WHAT IS BEING ASKED:
Beneath this task is a listing; retype all of it exactly.

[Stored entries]
━━━━

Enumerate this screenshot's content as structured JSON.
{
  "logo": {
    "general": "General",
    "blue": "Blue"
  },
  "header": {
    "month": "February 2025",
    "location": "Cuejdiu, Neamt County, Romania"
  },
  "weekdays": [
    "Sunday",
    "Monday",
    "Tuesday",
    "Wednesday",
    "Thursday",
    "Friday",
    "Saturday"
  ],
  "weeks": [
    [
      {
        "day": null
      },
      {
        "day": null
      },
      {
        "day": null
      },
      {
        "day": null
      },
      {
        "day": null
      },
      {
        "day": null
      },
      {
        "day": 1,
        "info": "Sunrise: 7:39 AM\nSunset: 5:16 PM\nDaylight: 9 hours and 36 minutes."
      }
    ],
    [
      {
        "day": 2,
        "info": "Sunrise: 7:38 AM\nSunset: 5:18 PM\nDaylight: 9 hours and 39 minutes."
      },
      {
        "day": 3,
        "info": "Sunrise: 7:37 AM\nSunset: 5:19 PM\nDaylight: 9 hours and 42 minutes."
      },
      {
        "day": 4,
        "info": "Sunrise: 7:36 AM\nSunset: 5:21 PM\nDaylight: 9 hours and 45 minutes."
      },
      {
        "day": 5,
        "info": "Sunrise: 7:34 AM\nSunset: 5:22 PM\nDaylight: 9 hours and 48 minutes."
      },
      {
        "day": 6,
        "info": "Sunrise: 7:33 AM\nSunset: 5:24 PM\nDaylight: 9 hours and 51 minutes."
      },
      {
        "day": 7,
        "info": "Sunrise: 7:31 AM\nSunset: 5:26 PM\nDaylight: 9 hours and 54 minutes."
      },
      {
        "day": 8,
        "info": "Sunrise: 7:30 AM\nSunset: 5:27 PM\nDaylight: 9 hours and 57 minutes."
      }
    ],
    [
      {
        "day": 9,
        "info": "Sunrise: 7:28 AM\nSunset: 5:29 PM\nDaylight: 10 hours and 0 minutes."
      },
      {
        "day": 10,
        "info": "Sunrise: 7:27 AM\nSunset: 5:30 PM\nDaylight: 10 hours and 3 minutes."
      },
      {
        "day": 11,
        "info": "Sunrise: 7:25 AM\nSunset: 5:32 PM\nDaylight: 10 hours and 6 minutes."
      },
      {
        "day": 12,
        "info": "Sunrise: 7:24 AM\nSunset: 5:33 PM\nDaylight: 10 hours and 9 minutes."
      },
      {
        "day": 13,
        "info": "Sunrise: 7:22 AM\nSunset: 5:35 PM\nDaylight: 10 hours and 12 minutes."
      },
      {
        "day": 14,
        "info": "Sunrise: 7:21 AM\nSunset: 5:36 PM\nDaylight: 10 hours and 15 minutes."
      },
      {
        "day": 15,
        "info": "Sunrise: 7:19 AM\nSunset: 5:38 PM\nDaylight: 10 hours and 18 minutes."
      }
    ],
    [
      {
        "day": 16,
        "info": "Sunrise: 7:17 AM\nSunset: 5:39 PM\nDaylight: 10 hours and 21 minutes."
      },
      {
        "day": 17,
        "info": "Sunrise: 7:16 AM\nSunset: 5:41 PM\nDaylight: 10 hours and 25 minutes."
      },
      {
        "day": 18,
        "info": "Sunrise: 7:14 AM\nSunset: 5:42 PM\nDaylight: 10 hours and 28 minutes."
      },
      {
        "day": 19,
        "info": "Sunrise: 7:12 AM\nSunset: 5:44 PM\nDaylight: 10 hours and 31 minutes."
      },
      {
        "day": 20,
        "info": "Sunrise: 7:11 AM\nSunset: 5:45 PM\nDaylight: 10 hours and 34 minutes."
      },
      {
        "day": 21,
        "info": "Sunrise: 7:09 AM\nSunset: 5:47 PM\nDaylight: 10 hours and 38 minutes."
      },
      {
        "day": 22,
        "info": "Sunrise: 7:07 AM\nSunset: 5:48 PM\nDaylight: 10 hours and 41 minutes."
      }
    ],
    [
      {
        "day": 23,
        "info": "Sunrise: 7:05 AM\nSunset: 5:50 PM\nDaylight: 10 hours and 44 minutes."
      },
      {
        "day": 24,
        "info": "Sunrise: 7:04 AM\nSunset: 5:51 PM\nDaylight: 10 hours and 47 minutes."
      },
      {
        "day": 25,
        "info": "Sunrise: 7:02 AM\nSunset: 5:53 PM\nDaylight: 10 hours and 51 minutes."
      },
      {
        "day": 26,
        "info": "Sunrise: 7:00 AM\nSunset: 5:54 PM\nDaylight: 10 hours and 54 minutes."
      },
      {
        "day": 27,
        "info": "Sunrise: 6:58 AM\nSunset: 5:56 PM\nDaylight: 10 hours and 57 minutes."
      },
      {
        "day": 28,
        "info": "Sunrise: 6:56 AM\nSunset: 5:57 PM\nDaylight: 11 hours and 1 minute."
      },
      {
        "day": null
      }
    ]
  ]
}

━━━━

FULL SOLUTION:
Enumerate this screenshot's content as structured JSON.
{
  "logo": {
    "general": "General",
    "blue": "Blue"
  },
  "header": {
    "month": "February 2025",
    "location": "Cuejdiu, Neamt County, Romania"
  },
  "weekdays": [
    "Sunday",
    "Monday",
    "Tuesday",
    "Wednesday",
    "Thursday",
    "Friday",
    "Saturday"
  ],
  "weeks": [
    [
      {
        "day": null
      },
      {
        "day": null
      },
      {
        "day": null
      },
      {
        "day": null
      },
      {
        "day": null
      },
      {
        "day": null
      },
      {
        "day": 1,
        "info": "Sunrise: 7:39 AM\nSunset: 5:16 PM\nDaylight: 9 hours and 36 minutes."
      }
    ],
    [
      {
        "day": 2,
        "info": "Sunrise: 7:38 AM\nSunset: 5:18 PM\nDaylight: 9 hours and 39 minutes."
      },
      {
        "day": 3,
        "info": "Sunrise: 7:37 AM\nSunset: 5:19 PM\nDaylight: 9 hours and 42 minutes."
      },
      {
        "day": 4,
        "info": "Sunrise: 7:36 AM\nSunset: 5:21 PM\nDaylight: 9 hours and 45 minutes."
      },
      {
        "day": 5,
        "info": "Sunrise: 7:34 AM\nSunset: 5:22 PM\nDaylight: 9 hours and 48 minutes."
      },
      {
        "day": 6,
        "info": "Sunrise: 7:33 AM\nSunset: 5:24 PM\nDaylight: 9 hours and 51 minutes."
      },
      {
        "day": 7,
        "info": "Sunrise: 7:31 AM\nSunset: 5:26 PM\nDaylight: 9 hours and 54 minutes."
      },
      {
        "day": 8,
        "info": "Sunrise: 7:30 AM\nSunset: 5:27 PM\nDaylight: 9 hours and 57 minutes."
      }
    ],
    [
      {
        "day": 9,
        "info": "Sunrise: 7:28 AM\nSunset: 5:29 PM\nDaylight: 10 hours and 0 minutes."
      },
      {
        "day": 10,
        "info": "Sunrise: 7:27 AM\nSunset: 5:30 PM\nDaylight: 10 hours and 3 minutes."
      },
      {
        "day": 11,
        "info": "Sunrise: 7:25 AM\nSunset: 5:32 PM\nDaylight: 10 hours and 6 minutes."
      },
      {
        "day": 12,
        "info": "Sunrise: 7:24 AM\nSunset: 5:33 PM\nDaylight: 10 hours and 9 minutes."
      },
      {
        "day": 13,
        "info": "Sunrise: 7:22 AM\nSunset: 5:35 PM\nDaylight: 10 hours and 12 minutes."
      },
      {
        "day": 14,
        "info": "Sunrise: 7:21 AM\nSunset: 5:36 PM\nDaylight: 10 hours and 15 minutes."
      },
      {
        "day": 15,
        "info": "Sunrise: 7:19 AM\nSunset: 5:38 PM\nDaylight: 10 hours and 18 minutes."
      }
    ],
    [
      {
        "day": 16,
        "info": "Sunrise: 7:17 AM\nSunset: 5:39 PM\nDaylight: 10 hours and 21 minutes."
      },
      {
        "day": 17,
        "info": "Sunrise: 7:16 AM\nSunset: 5:41 PM\nDaylight: 10 hours and 25 minutes."
      },
      {
        "day": 18,
        "info": "Sunrise: 7:14 AM\nSunset: 5:42 PM\nDaylight: 10 hours and 28 minutes."
      },
      {
        "day": 19,
        "info": "Sunrise: 7:12 AM\nSunset: 5:44 PM\nDaylight: 10 hours and 31 minutes."
      },
      {
        "day": 20,
        "info": "Sunrise: 7:11 AM\nSunset: 5:45 PM\nDaylight: 10 hours and 34 minutes."
      },
      {
        "day": 21,
        "info": "Sunrise: 7:09 AM\nSunset: 5:47 PM\nDaylight: 10 hours and 38 minutes."
      },
      {
        "day": 22,
        "info": "Sunrise: 7:07 AM\nSunset: 5:48 PM\nDaylight: 10 hours and 41 minutes."
      }
    ],
    [
      {
        "day": 23,
        "info": "Sunrise: 7:05 AM\nSunset: 5:50 PM\nDaylight: 10 hours and 44 minutes."
      },
      {
        "day": 24,
        "info": "Sunrise: 7:04 AM\nSunset: 5:51 PM\nDaylight: 10 hours and 47 minutes."
      },
      {
        "day": 25,
        "info": "Sunrise: 7:02 AM\nSunset: 5:53 PM\nDaylight: 10 hours and 51 minutes."
      },
      {
        "day": 26,
        "info": "Sunrise: 7:00 AM\nSunset: 5:54 PM\nDaylight: 10 hours and 54 minutes."
      },
      {
        "day": 27,
        "info": "Sunrise: 6:58 AM\nSunset: 5:56 PM\nDaylight: 10 hours and 57 minutes."
      },
      {
        "day": 28,
        "info": "Sunrise: 6:56 AM\nSunset: 5:57 PM\nDaylight: 11 hours and 1 minute."
      },
      {
        "day": null
      }
    ]
  ]
}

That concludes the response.